Records from a collection
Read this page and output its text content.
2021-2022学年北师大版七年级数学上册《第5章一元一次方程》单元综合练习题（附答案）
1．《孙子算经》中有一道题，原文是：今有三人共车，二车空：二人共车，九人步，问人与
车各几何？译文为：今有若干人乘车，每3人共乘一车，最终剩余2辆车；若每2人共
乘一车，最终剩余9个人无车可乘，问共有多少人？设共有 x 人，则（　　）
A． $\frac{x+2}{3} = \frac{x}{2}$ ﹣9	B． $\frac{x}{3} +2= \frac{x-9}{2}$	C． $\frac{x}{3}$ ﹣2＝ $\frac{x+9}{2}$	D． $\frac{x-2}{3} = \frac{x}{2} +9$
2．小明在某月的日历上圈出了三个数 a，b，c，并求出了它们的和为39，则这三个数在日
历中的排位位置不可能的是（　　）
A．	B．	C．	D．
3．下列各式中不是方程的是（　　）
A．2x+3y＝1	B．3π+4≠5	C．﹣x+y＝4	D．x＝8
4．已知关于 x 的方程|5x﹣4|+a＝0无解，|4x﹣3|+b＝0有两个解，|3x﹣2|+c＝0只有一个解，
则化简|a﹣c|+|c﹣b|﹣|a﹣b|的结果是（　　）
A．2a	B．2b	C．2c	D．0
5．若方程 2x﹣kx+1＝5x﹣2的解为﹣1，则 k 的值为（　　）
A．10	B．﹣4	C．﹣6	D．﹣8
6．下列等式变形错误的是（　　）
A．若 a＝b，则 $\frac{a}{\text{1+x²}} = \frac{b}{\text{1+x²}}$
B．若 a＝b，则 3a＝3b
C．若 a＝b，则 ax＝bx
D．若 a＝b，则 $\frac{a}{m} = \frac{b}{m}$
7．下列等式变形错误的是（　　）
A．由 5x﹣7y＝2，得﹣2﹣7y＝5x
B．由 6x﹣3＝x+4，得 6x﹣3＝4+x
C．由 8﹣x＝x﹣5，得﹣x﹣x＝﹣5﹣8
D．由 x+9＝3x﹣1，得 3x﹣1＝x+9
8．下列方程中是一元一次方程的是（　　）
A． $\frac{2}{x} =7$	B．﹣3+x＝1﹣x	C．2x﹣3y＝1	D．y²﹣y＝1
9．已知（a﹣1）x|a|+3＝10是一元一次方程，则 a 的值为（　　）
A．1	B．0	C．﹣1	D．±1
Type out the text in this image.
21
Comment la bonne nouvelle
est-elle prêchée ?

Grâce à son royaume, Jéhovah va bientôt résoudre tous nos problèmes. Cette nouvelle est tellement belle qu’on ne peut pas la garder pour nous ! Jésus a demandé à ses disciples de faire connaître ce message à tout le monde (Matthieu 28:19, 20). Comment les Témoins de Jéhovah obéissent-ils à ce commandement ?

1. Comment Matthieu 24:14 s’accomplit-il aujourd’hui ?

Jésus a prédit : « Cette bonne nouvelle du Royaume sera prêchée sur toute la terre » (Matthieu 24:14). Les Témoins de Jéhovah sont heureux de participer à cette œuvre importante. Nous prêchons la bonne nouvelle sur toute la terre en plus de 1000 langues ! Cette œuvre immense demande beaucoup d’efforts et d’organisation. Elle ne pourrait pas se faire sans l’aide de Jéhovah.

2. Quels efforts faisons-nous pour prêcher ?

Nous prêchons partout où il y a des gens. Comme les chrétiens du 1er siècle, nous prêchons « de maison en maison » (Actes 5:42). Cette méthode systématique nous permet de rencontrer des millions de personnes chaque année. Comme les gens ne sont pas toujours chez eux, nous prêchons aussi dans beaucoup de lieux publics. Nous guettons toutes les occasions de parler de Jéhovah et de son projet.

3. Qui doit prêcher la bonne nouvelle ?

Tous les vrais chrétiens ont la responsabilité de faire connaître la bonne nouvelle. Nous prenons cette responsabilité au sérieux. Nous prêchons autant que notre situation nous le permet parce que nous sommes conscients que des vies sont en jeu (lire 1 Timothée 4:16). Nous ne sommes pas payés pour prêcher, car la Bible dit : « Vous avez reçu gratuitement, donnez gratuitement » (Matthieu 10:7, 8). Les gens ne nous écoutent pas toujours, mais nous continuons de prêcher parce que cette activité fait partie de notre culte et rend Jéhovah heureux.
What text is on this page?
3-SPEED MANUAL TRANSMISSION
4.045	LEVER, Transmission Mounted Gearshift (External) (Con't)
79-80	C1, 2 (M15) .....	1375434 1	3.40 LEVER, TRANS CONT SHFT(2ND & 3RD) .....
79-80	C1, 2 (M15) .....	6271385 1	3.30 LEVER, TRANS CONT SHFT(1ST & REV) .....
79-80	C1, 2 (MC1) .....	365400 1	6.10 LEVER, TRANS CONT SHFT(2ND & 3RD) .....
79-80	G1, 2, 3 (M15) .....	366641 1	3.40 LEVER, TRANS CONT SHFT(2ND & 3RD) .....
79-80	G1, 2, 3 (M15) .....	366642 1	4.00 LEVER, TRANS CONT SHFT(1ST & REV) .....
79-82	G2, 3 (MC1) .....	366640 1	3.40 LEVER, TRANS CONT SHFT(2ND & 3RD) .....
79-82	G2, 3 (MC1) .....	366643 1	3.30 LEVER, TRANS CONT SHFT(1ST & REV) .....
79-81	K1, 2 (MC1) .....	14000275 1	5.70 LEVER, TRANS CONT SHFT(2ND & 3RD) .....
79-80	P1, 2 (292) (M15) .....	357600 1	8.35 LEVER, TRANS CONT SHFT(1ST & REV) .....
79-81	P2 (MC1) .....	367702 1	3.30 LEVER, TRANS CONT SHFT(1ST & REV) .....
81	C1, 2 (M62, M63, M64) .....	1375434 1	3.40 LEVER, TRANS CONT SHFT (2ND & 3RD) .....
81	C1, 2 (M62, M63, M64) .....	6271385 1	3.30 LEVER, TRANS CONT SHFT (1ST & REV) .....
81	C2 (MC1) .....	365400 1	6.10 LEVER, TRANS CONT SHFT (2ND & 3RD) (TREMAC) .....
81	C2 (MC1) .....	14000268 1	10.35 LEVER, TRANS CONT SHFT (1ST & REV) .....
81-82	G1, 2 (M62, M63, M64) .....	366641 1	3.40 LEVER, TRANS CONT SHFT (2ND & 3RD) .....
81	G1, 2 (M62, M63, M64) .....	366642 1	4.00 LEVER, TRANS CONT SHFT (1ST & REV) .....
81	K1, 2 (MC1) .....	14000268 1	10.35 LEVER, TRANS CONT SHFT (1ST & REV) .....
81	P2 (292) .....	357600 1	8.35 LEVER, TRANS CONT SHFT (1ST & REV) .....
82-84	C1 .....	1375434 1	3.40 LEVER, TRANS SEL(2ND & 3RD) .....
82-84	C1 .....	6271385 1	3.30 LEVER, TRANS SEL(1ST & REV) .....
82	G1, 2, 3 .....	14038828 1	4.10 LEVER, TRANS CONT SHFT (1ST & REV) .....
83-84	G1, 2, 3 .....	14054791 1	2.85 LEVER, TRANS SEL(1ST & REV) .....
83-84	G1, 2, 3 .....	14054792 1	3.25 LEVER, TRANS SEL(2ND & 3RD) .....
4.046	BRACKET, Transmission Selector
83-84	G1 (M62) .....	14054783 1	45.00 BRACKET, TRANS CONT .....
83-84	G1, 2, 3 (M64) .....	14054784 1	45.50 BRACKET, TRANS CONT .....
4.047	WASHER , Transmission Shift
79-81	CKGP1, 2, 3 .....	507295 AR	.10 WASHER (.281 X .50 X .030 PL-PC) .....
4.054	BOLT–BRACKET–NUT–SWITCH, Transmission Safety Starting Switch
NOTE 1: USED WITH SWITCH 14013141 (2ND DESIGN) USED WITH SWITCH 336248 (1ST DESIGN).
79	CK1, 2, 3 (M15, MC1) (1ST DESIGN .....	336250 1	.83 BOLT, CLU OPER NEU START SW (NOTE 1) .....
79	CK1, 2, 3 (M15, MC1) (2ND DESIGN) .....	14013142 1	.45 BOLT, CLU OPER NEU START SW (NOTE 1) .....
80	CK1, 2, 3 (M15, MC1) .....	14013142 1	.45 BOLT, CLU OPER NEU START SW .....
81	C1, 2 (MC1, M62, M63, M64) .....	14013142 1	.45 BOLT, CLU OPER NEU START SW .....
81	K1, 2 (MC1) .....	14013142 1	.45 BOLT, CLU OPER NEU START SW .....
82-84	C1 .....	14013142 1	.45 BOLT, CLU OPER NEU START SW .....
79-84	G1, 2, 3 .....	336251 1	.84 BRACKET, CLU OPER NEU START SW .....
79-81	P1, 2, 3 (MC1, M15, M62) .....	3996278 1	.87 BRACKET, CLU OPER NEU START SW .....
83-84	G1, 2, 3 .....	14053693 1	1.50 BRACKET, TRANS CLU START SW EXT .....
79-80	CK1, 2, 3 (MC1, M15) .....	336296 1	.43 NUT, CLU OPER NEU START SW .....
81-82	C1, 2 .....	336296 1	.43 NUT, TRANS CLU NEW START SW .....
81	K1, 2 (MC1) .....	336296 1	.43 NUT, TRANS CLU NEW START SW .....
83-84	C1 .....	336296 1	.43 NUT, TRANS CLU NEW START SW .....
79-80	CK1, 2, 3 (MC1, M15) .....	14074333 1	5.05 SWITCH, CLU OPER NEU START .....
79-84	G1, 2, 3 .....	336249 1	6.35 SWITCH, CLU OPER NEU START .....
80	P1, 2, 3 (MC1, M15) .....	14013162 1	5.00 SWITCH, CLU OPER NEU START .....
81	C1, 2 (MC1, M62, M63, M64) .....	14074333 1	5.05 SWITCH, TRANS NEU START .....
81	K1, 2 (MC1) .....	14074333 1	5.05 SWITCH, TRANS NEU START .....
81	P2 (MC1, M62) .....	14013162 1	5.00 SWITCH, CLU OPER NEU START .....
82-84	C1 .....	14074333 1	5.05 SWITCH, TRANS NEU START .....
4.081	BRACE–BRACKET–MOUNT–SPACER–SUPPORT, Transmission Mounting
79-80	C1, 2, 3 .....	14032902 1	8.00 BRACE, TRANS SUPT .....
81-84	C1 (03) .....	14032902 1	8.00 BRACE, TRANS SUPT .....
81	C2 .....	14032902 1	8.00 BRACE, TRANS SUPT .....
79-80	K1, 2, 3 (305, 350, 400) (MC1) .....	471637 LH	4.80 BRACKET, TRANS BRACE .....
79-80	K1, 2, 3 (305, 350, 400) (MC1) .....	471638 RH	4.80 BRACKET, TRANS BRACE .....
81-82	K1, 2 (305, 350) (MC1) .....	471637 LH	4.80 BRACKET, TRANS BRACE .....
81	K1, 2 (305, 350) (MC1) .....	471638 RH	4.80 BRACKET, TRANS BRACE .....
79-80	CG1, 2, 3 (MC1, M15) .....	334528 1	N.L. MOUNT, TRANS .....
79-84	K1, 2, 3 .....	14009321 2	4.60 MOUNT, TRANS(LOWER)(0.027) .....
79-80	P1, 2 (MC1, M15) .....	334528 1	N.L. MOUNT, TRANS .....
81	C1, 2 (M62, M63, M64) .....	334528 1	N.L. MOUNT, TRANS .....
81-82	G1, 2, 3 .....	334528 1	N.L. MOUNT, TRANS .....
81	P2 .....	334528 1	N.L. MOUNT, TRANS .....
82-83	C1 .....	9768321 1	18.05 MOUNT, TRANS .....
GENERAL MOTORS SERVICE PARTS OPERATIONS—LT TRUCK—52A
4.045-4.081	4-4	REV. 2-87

◆ Exercise goal:
Check each line of the entries above, and show every one holding the word "page".

◆ Response to the exercise:
Read this page and output its text content.
What text is on this page?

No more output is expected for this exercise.